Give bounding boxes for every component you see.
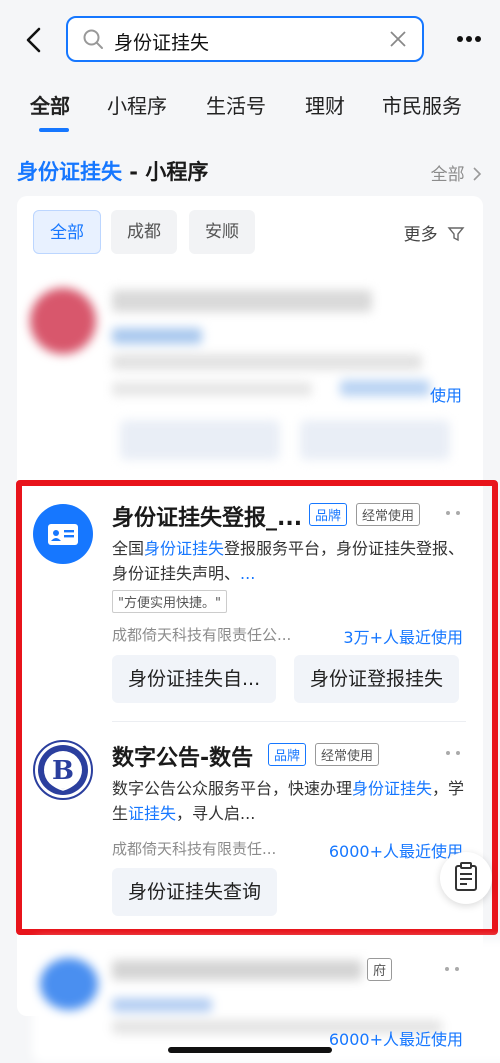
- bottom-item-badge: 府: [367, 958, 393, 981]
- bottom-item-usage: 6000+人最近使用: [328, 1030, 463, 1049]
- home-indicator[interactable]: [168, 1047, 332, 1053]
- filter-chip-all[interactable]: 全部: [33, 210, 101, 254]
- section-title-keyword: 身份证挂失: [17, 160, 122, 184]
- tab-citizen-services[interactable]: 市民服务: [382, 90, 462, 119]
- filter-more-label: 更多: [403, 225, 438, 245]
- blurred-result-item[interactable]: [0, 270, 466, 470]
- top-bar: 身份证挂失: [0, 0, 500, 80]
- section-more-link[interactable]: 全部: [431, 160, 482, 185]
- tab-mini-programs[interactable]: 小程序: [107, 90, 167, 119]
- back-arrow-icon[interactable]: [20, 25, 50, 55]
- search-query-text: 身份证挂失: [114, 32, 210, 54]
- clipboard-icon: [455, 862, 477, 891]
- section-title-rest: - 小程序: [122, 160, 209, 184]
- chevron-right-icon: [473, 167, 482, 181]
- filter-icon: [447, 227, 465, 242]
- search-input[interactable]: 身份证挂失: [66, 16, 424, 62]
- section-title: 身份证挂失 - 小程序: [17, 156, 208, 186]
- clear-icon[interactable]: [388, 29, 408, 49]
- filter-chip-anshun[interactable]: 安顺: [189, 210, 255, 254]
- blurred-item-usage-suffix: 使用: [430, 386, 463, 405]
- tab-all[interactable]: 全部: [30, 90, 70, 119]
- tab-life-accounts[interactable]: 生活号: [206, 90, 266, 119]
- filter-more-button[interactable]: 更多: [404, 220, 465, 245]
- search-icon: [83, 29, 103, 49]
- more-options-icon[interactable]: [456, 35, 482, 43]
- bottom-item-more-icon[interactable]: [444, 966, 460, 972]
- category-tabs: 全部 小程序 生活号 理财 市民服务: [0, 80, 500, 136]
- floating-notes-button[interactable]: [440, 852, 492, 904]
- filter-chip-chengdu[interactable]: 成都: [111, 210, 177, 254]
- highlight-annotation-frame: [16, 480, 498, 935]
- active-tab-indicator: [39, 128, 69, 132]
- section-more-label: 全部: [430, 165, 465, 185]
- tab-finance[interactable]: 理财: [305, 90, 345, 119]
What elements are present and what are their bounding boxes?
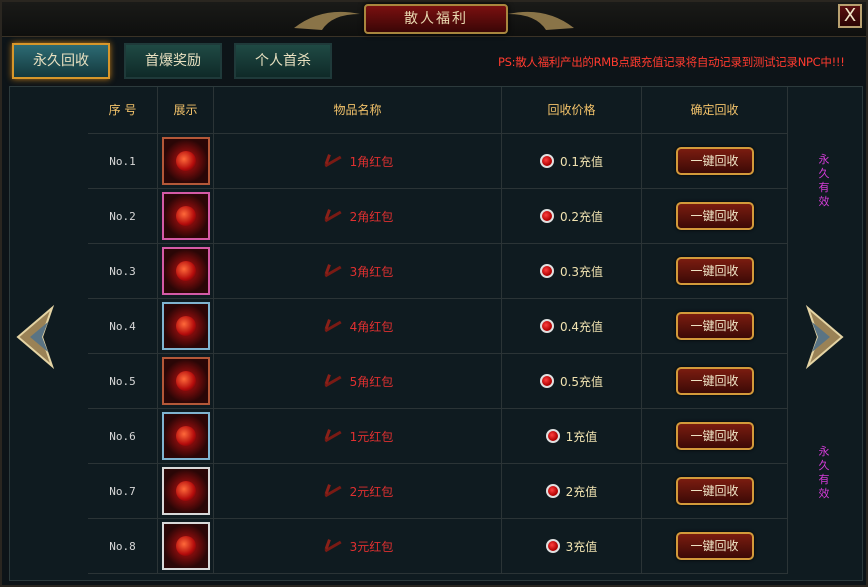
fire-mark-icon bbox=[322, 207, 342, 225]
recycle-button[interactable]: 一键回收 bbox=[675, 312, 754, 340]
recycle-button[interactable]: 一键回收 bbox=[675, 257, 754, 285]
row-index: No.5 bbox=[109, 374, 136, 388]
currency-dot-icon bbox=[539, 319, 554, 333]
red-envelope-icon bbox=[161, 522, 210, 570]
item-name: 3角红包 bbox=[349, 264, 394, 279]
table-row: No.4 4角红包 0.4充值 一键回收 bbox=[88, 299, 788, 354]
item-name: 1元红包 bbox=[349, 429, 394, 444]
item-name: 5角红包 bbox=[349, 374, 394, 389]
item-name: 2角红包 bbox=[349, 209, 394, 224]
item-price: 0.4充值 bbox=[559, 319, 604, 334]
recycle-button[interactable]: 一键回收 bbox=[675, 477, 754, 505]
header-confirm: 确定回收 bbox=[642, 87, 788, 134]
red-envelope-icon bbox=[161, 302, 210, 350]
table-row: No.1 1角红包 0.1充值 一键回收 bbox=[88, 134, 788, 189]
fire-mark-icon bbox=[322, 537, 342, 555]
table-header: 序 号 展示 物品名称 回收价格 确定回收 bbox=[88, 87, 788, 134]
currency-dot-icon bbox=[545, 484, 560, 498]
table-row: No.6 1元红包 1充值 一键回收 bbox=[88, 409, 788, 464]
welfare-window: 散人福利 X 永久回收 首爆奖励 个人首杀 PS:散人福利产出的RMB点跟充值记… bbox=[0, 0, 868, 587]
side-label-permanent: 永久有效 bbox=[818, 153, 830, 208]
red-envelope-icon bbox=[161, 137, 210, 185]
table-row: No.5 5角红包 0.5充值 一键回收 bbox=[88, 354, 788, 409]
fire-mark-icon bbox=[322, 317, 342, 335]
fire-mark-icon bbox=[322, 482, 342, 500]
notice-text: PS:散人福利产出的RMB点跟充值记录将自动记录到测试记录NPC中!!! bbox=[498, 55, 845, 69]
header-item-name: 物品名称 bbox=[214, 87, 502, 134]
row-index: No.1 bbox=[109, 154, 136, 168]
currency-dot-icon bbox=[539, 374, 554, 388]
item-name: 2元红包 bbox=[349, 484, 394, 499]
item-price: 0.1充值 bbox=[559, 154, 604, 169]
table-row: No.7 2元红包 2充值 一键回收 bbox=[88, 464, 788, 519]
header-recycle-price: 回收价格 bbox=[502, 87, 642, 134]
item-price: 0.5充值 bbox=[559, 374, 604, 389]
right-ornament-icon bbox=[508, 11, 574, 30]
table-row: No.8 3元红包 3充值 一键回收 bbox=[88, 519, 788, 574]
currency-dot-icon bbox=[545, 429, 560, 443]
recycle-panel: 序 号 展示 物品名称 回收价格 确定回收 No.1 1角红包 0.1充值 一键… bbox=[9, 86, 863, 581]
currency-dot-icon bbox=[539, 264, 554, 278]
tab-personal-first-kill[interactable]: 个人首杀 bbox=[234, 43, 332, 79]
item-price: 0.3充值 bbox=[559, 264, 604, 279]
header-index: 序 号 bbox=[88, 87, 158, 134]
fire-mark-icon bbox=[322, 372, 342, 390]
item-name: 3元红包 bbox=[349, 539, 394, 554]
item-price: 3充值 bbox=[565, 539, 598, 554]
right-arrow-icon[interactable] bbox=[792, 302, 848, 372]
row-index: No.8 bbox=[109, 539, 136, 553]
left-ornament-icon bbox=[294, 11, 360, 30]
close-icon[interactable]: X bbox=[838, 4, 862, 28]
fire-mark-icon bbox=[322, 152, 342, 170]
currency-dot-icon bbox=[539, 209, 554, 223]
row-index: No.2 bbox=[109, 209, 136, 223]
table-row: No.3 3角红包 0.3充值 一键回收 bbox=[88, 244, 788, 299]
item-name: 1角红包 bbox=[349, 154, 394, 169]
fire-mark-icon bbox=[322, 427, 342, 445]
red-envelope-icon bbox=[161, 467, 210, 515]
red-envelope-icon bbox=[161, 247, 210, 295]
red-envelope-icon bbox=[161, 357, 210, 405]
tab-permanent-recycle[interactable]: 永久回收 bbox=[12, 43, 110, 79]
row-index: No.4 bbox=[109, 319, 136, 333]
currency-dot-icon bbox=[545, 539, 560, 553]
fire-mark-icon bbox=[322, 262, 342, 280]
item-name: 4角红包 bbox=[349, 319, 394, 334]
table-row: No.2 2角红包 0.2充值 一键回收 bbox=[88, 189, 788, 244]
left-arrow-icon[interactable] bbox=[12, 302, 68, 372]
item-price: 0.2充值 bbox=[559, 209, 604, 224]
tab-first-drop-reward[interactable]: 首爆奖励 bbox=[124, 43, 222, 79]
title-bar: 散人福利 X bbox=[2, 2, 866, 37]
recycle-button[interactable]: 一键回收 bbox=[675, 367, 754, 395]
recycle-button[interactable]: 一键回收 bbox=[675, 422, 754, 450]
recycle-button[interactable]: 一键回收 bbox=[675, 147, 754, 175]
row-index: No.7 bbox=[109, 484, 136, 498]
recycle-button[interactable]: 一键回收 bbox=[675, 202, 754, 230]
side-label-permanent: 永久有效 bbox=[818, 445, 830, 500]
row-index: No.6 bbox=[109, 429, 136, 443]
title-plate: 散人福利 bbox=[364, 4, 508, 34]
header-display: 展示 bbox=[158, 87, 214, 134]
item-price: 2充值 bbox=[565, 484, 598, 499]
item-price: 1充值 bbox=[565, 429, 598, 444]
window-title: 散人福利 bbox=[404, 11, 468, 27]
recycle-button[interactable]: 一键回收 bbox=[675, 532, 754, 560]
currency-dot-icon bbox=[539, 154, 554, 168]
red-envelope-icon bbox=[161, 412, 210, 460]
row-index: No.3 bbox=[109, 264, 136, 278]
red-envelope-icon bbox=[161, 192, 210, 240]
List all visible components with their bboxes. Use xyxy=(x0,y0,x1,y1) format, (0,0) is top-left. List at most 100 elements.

--------------------------------------------------

OBJECTIVE ::
Render the entries as a numbered list, leaving out blank lines, starting with the line that contains "- bottom-item-badge: 府: [367, 958, 393, 981]" and going on through the line that contains "- back-arrow-icon[interactable]: [20, 25, 50, 55]".

RESULT OF THE TASK ::
1. - bottom-item-badge: 府: [367, 958, 393, 981]
2. - bottom-item-usage: 6000+人最近使用: [328, 1030, 463, 1049]
3. - home-indicator[interactable]: [168, 1047, 332, 1053]
4. - filter-chip-all[interactable]: 全部: [33, 210, 101, 254]
5. - section-title-keyword: 身份证挂失: [17, 160, 122, 184]
6. - tab-citizen-services[interactable]: 市民服务: [382, 90, 462, 119]
7. - filter-more-label: 更多: [403, 225, 438, 245]
8. - blurred-result-item[interactable]: [0, 270, 466, 470]
9. - top-bar: 身份证挂失: [0, 0, 500, 80]
10. - section-more-link[interactable]: 全部: [431, 160, 482, 185]
11. - tab-mini-programs[interactable]: 小程序: [107, 90, 167, 119]
12. - back-arrow-icon[interactable]: [20, 25, 50, 55]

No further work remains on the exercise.